■ **과제 내용**:
“x-tick-label: 35 [922, 810, 941, 829]”라고 적힌 줄부터 “x-tick-label: 15 [479, 810, 498, 829]”라고 적힌 줄까지, 양 끝 줄을 포함한 기록을 한 글자도 바꾸지 않고 출력해 주시겠어요?

레이아웃 영역 기록
——

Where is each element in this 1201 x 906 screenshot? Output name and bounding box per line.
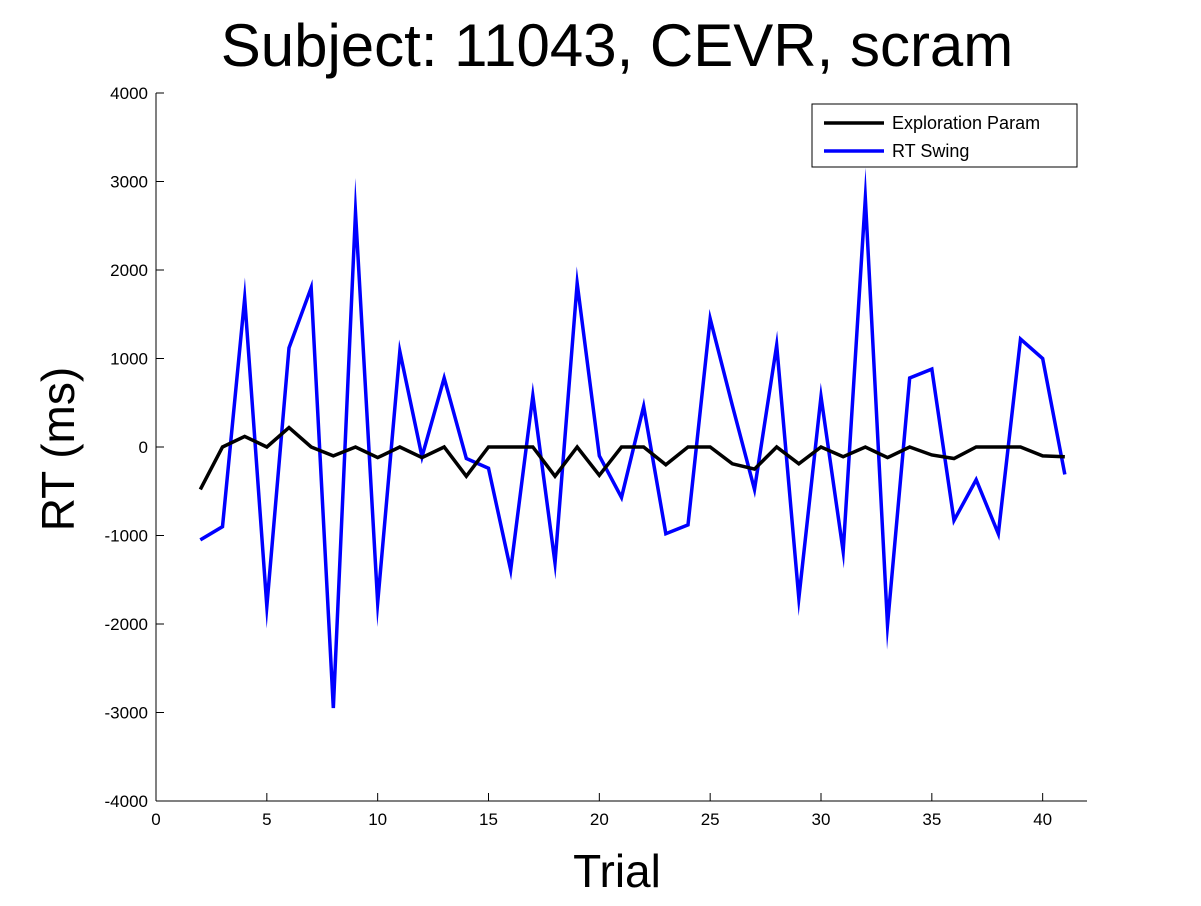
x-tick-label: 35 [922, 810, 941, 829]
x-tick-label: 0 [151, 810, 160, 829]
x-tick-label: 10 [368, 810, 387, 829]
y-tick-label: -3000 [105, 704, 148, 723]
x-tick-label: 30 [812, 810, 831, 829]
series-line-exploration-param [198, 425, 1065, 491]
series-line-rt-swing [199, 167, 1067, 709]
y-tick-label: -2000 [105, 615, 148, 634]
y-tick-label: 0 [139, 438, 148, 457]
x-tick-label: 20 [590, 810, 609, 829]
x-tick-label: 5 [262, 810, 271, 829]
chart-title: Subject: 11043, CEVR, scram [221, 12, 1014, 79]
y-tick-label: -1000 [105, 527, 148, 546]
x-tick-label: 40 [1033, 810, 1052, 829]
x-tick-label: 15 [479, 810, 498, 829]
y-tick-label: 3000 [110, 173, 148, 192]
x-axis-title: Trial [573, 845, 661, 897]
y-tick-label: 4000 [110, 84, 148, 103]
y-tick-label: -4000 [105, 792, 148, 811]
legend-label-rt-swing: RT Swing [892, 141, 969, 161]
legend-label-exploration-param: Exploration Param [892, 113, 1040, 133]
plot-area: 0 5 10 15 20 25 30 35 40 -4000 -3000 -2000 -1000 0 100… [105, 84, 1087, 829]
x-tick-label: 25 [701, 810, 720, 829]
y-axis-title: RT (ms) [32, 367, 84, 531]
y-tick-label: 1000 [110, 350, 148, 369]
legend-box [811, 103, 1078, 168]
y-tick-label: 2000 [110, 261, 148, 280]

——

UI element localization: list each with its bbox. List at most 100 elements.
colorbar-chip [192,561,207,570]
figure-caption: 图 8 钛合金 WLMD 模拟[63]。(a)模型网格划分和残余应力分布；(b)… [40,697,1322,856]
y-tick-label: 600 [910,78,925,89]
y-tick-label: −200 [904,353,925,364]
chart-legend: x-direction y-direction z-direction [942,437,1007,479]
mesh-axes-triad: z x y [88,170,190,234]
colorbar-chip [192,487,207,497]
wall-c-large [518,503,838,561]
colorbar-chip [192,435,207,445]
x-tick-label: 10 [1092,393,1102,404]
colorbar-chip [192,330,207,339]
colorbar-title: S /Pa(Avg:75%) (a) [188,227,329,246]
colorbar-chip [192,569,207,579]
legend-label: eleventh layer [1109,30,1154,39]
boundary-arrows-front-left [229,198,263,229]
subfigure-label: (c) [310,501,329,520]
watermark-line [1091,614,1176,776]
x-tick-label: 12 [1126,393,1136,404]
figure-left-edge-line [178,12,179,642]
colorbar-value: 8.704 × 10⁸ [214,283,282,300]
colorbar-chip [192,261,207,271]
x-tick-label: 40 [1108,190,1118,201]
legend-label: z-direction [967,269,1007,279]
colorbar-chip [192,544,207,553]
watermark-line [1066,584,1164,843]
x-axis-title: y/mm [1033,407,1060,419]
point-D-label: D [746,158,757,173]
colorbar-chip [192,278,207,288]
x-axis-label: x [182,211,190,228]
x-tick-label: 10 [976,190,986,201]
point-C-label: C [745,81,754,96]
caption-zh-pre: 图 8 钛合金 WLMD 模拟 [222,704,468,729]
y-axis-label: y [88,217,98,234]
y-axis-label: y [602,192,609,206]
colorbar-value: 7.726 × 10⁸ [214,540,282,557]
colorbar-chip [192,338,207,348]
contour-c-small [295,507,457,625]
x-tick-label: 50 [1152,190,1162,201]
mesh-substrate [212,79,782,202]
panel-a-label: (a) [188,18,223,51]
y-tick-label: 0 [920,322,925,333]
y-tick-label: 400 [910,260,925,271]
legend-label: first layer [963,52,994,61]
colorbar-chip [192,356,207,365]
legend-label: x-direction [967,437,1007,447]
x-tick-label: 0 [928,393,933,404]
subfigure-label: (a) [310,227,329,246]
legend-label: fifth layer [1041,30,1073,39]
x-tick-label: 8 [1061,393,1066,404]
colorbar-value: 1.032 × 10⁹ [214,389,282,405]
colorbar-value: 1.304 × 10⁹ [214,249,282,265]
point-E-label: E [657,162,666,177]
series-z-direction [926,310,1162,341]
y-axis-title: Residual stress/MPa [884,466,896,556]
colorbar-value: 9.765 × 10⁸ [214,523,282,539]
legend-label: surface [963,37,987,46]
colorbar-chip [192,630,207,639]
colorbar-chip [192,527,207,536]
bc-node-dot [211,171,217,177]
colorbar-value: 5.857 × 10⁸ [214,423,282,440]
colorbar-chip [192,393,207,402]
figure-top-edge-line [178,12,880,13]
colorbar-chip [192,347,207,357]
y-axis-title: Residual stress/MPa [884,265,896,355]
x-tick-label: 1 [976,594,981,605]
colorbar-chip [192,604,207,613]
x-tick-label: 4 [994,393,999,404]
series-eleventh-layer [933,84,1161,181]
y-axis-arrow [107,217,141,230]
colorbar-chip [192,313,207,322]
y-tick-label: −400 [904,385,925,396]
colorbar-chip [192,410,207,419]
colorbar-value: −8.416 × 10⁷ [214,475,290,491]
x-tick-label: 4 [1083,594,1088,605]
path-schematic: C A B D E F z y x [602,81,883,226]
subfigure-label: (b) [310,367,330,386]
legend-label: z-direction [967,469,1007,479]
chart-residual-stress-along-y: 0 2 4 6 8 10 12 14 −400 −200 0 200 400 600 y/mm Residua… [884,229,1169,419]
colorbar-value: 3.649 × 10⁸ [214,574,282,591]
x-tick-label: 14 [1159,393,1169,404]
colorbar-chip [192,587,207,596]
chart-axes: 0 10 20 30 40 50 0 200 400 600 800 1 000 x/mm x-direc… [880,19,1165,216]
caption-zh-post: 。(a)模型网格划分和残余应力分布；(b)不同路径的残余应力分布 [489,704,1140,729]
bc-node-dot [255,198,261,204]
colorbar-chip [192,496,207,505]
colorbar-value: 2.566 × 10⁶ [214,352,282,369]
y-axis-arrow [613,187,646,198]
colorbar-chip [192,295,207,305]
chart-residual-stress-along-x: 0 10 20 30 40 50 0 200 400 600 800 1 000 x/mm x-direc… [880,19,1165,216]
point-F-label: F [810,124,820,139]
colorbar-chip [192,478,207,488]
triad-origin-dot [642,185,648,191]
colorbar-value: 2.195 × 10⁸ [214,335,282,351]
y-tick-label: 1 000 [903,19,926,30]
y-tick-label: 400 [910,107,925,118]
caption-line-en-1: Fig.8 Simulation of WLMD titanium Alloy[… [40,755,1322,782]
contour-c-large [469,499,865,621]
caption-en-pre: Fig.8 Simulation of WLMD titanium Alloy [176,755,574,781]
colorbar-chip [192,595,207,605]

——

■ **문제 풀이**:
x-tick-label: 35 [922, 810, 941, 829]
x-tick-label: 0 [151, 810, 160, 829]
x-tick-label: 10 [368, 810, 387, 829]
y-tick-label: -3000 [105, 704, 148, 723]
x-tick-label: 30 [812, 810, 831, 829]
series-line-exploration-param [198, 425, 1065, 491]
series-line-rt-swing [199, 167, 1067, 709]
y-tick-label: -2000 [105, 615, 148, 634]
y-tick-label: 0 [139, 438, 148, 457]
x-tick-label: 20 [590, 810, 609, 829]
x-tick-label: 5 [262, 810, 271, 829]
chart-title: Subject: 11043, CEVR, scram [221, 12, 1014, 79]
y-tick-label: -1000 [105, 527, 148, 546]
x-tick-label: 40 [1033, 810, 1052, 829]
x-tick-label: 15 [479, 810, 498, 829]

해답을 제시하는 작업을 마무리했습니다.